===== Records supplied =====
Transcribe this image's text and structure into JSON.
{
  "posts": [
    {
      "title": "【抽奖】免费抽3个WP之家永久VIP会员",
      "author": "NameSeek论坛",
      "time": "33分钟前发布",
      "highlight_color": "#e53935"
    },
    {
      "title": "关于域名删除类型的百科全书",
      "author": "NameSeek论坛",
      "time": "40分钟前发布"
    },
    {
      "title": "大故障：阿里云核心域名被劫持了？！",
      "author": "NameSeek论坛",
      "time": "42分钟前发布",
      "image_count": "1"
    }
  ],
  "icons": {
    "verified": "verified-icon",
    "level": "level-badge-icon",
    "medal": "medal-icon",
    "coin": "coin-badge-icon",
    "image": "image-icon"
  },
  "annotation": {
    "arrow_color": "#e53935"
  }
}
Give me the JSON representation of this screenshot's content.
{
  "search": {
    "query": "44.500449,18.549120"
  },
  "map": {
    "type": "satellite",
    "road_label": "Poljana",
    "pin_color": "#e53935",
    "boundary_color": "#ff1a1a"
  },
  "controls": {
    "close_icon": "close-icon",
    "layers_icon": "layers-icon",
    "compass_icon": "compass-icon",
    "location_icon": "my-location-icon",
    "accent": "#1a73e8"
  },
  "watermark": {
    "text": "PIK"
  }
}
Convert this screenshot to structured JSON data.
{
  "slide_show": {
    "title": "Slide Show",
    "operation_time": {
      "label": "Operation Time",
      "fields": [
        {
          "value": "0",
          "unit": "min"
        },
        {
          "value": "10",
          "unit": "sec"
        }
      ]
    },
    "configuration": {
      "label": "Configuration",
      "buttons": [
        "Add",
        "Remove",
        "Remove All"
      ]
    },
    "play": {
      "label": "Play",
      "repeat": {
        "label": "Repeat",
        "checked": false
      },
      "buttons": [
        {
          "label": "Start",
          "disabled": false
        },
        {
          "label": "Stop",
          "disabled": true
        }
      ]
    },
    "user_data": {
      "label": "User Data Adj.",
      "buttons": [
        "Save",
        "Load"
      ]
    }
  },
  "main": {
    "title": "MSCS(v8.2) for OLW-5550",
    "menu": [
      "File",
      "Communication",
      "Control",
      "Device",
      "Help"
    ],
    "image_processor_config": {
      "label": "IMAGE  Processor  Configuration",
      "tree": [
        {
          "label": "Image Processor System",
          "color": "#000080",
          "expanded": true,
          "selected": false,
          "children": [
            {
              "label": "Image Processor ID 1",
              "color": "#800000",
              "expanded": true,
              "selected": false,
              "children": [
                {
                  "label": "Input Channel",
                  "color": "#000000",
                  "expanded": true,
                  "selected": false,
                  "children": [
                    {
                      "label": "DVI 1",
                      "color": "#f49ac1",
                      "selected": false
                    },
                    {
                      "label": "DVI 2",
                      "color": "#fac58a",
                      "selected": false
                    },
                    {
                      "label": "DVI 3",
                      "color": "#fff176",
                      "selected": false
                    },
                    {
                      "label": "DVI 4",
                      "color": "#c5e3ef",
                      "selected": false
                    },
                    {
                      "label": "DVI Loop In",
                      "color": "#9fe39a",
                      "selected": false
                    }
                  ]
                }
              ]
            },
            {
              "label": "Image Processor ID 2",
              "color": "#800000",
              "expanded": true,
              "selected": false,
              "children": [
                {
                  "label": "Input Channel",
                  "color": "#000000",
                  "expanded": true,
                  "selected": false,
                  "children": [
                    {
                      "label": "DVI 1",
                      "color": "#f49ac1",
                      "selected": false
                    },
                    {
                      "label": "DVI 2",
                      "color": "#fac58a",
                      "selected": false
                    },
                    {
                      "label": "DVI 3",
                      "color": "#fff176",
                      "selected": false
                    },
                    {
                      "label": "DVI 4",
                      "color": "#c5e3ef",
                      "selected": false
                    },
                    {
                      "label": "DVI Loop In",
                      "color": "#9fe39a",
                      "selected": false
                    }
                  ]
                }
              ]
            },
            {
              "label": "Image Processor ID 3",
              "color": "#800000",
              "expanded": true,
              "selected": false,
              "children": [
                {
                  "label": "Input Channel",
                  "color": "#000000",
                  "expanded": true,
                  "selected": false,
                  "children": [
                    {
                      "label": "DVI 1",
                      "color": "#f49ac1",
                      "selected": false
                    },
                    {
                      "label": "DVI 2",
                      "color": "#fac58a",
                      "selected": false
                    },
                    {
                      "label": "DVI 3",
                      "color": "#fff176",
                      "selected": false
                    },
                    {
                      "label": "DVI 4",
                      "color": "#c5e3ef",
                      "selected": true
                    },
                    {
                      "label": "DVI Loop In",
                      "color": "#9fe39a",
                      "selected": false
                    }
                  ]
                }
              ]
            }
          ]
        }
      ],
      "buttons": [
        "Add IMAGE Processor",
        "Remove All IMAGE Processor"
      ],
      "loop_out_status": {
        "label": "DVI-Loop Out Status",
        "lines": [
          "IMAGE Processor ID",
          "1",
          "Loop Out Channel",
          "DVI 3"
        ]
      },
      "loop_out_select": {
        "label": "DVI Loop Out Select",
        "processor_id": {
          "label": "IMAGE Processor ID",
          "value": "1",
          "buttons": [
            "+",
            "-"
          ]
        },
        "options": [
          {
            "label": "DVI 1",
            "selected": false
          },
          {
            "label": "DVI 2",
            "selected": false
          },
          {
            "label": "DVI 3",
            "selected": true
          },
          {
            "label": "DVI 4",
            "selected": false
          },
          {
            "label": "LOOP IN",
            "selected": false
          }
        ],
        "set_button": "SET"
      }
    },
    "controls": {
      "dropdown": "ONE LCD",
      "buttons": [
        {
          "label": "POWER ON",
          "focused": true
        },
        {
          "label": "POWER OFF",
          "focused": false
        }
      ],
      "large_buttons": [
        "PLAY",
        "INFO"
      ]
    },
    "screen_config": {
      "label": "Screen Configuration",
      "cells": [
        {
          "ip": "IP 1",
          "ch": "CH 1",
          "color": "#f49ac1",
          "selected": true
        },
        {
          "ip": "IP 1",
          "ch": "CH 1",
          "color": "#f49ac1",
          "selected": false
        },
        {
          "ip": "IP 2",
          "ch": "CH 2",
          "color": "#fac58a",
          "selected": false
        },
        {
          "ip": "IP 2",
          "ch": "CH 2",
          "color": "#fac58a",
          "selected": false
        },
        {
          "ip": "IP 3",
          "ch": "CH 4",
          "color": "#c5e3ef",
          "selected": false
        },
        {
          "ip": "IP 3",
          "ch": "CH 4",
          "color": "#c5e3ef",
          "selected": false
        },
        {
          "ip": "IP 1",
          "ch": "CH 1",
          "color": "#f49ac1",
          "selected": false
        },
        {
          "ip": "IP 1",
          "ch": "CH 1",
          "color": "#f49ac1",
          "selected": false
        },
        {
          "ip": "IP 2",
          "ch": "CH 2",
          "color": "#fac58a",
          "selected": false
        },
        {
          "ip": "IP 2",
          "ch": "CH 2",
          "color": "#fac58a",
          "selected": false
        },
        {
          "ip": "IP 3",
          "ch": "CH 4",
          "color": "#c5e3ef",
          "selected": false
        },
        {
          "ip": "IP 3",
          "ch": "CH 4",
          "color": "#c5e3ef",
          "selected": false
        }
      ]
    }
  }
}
=====
▶ **The request**
Extract the complete listing above, reproducing each line exactly.

▶ **Exercise solution**
Transcribe this image's text and structure into JSON.
{
  "posts": [
    {
      "title": "【抽奖】免费抽3个WP之家永久VIP会员",
      "author": "NameSeek论坛",
      "time": "33分钟前发布",
      "highlight_color": "#e53935"
    },
    {
      "title": "关于域名删除类型的百科全书",
      "author": "NameSeek论坛",
      "time": "40分钟前发布"
    },
    {
      "title": "大故障：阿里云核心域名被劫持了？！",
      "author": "NameSeek论坛",
      "time": "42分钟前发布",
      "image_count": "1"
    }
  ],
  "icons": {
    "verified": "verified-icon",
    "level": "level-badge-icon",
    "medal": "medal-icon",
    "coin": "coin-badge-icon",
    "image": "image-icon"
  },
  "annotation": {
    "arrow_color": "#e53935"
  }
}
Give me the JSON representation of this screenshot's content.
{
  "search": {
    "query": "44.500449,18.549120"
  },
  "map": {
    "type": "satellite",
    "road_label": "Poljana",
    "pin_color": "#e53935",
    "boundary_color": "#ff1a1a"
  },
  "controls": {
    "close_icon": "close-icon",
    "layers_icon": "layers-icon",
    "compass_icon": "compass-icon",
    "location_icon": "my-location-icon",
    "accent": "#1a73e8"
  },
  "watermark": {
    "text": "PIK"
  }
}
Convert this screenshot to structured JSON data.
{
  "slide_show": {
    "title": "Slide Show",
    "operation_time": {
      "label": "Operation Time",
      "fields": [
        {
          "value": "0",
          "unit": "min"
        },
        {
          "value": "10",
          "unit": "sec"
        }
      ]
    },
    "configuration": {
      "label": "Configuration",
      "buttons": [
        "Add",
        "Remove",
        "Remove All"
      ]
    },
    "play": {
      "label": "Play",
      "repeat": {
        "label": "Repeat",
        "checked": false
      },
      "buttons": [
        {
          "label": "Start",
          "disabled": false
        },
        {
          "label": "Stop",
          "disabled": true
        }
      ]
    },
    "user_data": {
      "label": "User Data Adj.",
      "buttons": [
        "Save",
        "Load"
      ]
    }
  },
  "main": {
    "title": "MSCS(v8.2) for OLW-5550",
    "menu": [
      "File",
      "Communication",
      "Control",
      "Device",
      "Help"
    ],
    "image_processor_config": {
      "label": "IMAGE  Processor  Configuration",
      "tree": [
        {
          "label": "Image Processor System",
          "color": "#000080",
          "expanded": true,
          "selected": false,
          "children": [
            {
              "label": "Image Processor ID 1",
              "color": "#800000",
              "expanded": true,
              "selected": false,
              "children": [
                {
                  "label": "Input Channel",
                  "color": "#000000",
                  "expanded": true,
                  "selected": false,
                  "children": [
                    {
                      "label": "DVI 1",
                      "color": "#f49ac1",
                      "selected": false
                    },
                    {
                      "label": "DVI 2",
                      "color": "#fac58a",
                      "selected": false
                    },
                    {
                      "label": "DVI 3",
                      "color": "#fff176",
                      "selected": false
                    },
                    {
                      "label": "DVI 4",
                      "color": "#c5e3ef",
                      "selected": false
                    },
                    {
                      "label": "DVI Loop In",
                      "color": "#9fe39a",
                      "selected": false
                    }
                  ]
                }
              ]
            },
            {
              "label": "Image Processor ID 2",
              "color": "#800000",
              "expanded": true,
              "selected": false,
              "children": [
                {
                  "label": "Input Channel",
                  "color": "#000000",
                  "expanded": true,
                  "selected": false,
                  "children": [
                    {
                      "label": "DVI 1",
                      "color": "#f49ac1",
                      "selected": false
                    },
                    {
                      "label": "DVI 2",
                      "color": "#fac58a",
                      "selected": false
                    },
                    {
                      "label": "DVI 3",
                      "color": "#fff176",
                      "selected": false
                    },
                    {
                      "label": "DVI 4",
                      "color": "#c5e3ef",
                      "selected": false
                    },
                    {
                      "label": "DVI Loop In",
                      "color": "#9fe39a",
                      "selected": false
                    }
                  ]
                }
              ]
            },
            {
              "label": "Image Processor ID 3",
              "color": "#800000",
              "expanded": true,
              "selected": false,
              "children": [
                {
                  "label": "Input Channel",
                  "color": "#000000",
                  "expanded": true,
                  "selected": false,
                  "children": [
                    {
                      "label": "DVI 1",
                      "color": "#f49ac1",
                      "selected": false
                    },
                    {
                      "label": "DVI 2",
                      "color": "#fac58a",
                      "selected": false
                    },
                    {
                      "label": "DVI 3",
                      "color": "#fff176",
                      "selected": false
                    },
                    {
                      "label": "DVI 4",
                      "color": "#c5e3ef",
                      "selected": true
                    },
                    {
                      "label": "DVI Loop In",
                      "color": "#9fe39a",
                      "selected": false
                    }
                  ]
                }
              ]
            }
          ]
        }
      ],
      "buttons": [
        "Add IMAGE Processor",
        "Remove All IMAGE Processor"
      ],
      "loop_out_status": {
        "label": "DVI-Loop Out Status",
        "lines": [
          "IMAGE Processor ID",
          "1",
          "Loop Out Channel",
          "DVI 3"
        ]
      },
      "loop_out_select": {
        "label": "DVI Loop Out Select",
        "processor_id": {
          "label": "IMAGE Processor ID",
          "value": "1",
          "buttons": [
            "+",
            "-"
          ]
        },
        "options": [
          {
            "label": "DVI 1",
            "selected": false
          },
          {
            "label": "DVI 2",
            "selected": false
          },
          {
            "label": "DVI 3",
            "selected": true
          },
          {
            "label": "DVI 4",
            "selected": false
          },
          {
            "label": "LOOP IN",
            "selected": false
          }
        ],
        "set_button": "SET"
      }
    },
    "controls": {
      "dropdown": "ONE LCD",
      "buttons": [
        {
          "label": "POWER ON",
          "focused": true
        },
        {
          "label": "POWER OFF",
          "focused": false
        }
      ],
      "large_buttons": [
        "PLAY",
        "INFO"
      ]
    },
    "screen_config": {
      "label": "Screen Configuration",
      "cells": [
        {
          "ip": "IP 1",
          "ch": "CH 1",
          "color": "#f49ac1",
          "selected": true
        },
        {
          "ip": "IP 1",
          "ch": "CH 1",
          "color": "#f49ac1",
          "selected": false
        },
        {
          "ip": "IP 2",
          "ch": "CH 2",
          "color": "#fac58a",
          "selected": false
        },
        {
          "ip": "IP 2",
          "ch": "CH 2",
          "color": "#fac58a",
          "selected": false
        },
        {
          "ip": "IP 3",
          "ch": "CH 4",
          "color": "#c5e3ef",
          "selected": false
        },
        {
          "ip": "IP 3",
          "ch": "CH 4",
          "color": "#c5e3ef",
          "selected": false
        },
        {
          "ip": "IP 1",
          "ch": "CH 1",
          "color": "#f49ac1",
          "selected": false
        },
        {
          "ip": "IP 1",
          "ch": "CH 1",
          "color": "#f49ac1",
          "selected": false
        },
        {
          "ip": "IP 2",
          "ch": "CH 2",
          "color": "#fac58a",
          "selected": false
        },
        {
          "ip": "IP 2",
          "ch": "CH 2",
          "color": "#fac58a",
          "selected": false
        },
        {
          "ip": "IP 3",
          "ch": "CH 4",
          "color": "#c5e3ef",
          "selected": false
        },
        {
          "ip": "IP 3",
          "ch": "CH 4",
          "color": "#c5e3ef",
          "selected": false
        }
      ]
    }
  }
}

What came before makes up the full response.